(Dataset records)

==========

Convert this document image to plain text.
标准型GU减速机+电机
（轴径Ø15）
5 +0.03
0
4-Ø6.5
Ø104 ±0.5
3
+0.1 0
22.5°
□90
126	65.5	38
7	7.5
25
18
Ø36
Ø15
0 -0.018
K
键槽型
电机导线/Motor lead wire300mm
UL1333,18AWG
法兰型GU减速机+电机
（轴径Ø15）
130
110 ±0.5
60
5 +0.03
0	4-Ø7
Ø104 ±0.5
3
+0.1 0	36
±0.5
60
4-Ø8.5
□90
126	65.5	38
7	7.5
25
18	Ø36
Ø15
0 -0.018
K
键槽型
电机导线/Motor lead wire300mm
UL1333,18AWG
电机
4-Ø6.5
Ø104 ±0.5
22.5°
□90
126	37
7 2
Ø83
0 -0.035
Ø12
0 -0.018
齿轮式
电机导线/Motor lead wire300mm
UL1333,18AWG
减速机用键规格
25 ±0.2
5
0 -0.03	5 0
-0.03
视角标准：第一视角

==========

[Instructions for the task] Reproduce every line above without error.

[Complete output]
Convert this document image to plain text.
标准型GU减速机+电机
（轴径Ø15）
5 +0.03
0
4-Ø6.5
Ø104 ±0.5
3
+0.1 0
22.5°
□90
126	65.5	38
7	7.5
25
18
Ø36
Ø15
0 -0.018
K
键槽型
电机导线/Motor lead wire300mm
UL1333,18AWG
法兰型GU减速机+电机
（轴径Ø15）
130
110 ±0.5
60
5 +0.03
0	4-Ø7
Ø104 ±0.5
3
+0.1 0	36
±0.5
60
4-Ø8.5
□90
126	65.5	38
7	7.5
25
18	Ø36
Ø15
0 -0.018
K
键槽型
电机导线/Motor lead wire300mm
UL1333,18AWG
电机
4-Ø6.5
Ø104 ±0.5
22.5°
□90
126	37
7 2
Ø83
0 -0.035
Ø12
0 -0.018
齿轮式
电机导线/Motor lead wire300mm
UL1333,18AWG
减速机用键规格
25 ±0.2
5
0 -0.03	5 0
-0.03
视角标准：第一视角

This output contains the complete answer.